-- Stated task --
Keep only the lines where "source" appears.

BEGIN Dataset rows

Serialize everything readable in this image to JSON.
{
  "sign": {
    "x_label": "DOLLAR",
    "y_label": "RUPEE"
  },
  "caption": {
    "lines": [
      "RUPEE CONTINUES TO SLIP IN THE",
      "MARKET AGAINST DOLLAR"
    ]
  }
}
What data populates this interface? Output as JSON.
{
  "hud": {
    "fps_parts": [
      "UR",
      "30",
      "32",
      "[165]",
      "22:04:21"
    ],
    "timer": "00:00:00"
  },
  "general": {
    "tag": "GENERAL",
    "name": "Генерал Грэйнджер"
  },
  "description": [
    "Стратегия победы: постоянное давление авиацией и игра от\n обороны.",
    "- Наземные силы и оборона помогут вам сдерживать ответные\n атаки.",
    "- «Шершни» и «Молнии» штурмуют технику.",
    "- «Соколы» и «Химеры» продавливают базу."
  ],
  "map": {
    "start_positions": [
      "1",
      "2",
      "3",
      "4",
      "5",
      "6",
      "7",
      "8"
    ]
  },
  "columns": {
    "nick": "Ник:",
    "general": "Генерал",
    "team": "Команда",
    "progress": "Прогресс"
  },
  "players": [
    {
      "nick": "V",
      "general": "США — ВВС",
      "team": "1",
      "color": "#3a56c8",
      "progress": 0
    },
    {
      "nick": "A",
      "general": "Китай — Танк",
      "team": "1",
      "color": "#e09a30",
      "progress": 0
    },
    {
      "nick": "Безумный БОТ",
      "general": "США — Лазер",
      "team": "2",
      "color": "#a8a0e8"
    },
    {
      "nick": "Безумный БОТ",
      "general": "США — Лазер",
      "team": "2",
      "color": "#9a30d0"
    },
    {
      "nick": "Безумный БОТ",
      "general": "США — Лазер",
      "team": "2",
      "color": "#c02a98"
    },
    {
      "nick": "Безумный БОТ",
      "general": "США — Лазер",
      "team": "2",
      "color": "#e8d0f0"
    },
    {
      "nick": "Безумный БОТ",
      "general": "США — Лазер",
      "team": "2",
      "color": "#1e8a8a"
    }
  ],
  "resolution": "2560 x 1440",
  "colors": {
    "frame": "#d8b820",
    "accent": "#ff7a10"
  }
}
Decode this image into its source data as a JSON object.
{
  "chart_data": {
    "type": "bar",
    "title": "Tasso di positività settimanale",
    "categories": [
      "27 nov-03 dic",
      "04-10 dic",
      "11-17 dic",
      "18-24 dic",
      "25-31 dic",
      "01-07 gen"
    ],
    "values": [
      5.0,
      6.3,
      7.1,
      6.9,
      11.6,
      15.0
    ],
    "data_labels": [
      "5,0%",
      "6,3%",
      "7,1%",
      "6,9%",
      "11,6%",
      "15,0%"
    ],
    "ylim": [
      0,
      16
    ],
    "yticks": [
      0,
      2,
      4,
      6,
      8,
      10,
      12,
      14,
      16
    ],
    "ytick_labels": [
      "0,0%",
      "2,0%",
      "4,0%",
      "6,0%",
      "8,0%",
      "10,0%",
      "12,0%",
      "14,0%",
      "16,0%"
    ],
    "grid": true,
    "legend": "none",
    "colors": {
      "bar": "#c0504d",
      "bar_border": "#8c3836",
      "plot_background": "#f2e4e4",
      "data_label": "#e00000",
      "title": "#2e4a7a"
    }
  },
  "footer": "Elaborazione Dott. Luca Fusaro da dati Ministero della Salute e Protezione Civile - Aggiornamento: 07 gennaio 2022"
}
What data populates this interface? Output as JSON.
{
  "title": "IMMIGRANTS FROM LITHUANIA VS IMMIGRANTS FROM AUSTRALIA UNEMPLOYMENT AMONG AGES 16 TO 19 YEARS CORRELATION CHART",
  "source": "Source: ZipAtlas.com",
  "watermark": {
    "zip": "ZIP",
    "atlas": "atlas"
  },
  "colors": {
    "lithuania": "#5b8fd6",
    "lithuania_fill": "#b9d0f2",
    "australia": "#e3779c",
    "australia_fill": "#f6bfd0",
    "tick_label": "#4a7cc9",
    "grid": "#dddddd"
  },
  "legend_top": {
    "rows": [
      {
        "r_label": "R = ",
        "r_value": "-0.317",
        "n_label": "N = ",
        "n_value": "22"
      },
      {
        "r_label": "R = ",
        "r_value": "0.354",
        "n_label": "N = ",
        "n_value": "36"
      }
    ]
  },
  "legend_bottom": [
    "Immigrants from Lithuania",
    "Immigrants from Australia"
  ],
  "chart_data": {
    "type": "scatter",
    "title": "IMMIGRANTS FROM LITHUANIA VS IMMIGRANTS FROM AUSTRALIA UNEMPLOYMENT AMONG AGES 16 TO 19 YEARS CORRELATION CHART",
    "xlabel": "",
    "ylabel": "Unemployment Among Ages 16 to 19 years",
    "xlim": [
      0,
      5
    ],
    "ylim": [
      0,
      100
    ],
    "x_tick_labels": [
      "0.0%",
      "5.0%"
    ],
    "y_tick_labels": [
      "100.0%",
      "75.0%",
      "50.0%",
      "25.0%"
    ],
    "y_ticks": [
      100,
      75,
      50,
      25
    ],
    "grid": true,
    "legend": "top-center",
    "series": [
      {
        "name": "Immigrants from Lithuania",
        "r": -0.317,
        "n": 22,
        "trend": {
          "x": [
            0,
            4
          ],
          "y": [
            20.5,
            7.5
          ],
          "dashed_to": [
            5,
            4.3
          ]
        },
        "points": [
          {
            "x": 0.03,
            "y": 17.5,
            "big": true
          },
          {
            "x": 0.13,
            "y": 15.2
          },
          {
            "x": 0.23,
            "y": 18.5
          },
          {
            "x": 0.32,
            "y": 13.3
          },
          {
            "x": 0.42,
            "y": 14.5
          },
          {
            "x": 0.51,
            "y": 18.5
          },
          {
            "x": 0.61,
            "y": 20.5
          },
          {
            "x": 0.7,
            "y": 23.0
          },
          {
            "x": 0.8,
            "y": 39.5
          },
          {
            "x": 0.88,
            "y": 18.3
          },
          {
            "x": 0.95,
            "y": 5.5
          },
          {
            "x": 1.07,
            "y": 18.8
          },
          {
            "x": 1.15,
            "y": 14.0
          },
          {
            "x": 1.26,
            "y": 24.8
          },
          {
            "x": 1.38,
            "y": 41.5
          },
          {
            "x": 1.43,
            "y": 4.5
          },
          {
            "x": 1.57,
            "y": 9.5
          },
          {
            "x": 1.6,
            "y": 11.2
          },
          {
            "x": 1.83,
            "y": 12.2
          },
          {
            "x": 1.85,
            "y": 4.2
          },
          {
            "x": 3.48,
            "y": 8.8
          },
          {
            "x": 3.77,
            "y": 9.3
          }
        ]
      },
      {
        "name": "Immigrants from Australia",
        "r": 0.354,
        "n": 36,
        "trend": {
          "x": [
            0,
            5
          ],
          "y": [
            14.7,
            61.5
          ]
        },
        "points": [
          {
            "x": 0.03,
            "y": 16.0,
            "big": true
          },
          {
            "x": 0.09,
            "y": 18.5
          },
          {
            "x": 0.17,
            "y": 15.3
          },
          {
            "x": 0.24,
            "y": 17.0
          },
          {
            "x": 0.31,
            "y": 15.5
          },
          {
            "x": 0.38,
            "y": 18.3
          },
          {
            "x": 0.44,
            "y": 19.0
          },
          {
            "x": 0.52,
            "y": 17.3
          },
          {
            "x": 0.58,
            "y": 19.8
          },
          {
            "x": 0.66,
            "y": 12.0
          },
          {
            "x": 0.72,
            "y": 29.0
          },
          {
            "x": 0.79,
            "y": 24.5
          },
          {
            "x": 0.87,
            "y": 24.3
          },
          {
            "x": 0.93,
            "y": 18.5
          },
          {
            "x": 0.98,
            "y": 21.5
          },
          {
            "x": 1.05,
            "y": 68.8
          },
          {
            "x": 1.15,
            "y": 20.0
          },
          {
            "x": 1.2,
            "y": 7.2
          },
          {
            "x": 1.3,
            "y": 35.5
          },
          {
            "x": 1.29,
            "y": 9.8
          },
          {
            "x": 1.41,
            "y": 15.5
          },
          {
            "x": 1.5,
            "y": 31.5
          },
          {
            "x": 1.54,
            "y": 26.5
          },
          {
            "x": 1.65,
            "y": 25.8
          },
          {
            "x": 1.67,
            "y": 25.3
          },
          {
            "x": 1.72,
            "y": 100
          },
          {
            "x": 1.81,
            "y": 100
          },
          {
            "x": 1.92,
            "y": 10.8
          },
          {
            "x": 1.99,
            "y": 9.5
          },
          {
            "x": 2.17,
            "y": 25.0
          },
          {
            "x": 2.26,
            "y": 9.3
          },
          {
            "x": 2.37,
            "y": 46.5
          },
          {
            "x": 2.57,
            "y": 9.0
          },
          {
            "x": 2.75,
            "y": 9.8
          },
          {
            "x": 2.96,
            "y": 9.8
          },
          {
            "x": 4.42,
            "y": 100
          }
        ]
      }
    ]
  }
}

END Dataset rows

-- Correct response --
Decode this image into its source data as a JSON object.
  "source": "Source: ZipAtlas.com",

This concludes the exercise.